**Written task**:
Identify and copy all lines of the material where the string "Özel" is found.

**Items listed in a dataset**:
Begin
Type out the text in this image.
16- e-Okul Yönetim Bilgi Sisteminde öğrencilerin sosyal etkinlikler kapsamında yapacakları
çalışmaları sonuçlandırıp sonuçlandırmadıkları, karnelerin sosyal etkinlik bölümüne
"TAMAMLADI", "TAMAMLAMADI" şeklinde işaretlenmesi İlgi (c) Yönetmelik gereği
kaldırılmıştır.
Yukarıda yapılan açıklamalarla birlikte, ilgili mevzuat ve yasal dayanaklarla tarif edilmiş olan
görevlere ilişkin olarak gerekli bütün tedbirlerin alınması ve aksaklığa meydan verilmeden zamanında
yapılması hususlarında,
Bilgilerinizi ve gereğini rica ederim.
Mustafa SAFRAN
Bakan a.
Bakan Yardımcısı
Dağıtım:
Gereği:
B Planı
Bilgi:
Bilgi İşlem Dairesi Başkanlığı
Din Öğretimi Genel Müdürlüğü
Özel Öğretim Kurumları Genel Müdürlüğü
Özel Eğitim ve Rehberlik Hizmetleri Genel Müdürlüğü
End
**Result for this task**:
Özel Öğretim Kurumları Genel Müdürlüğü
Özel Eğitim ve Rehberlik Hizmetleri Genel Müdürlüğü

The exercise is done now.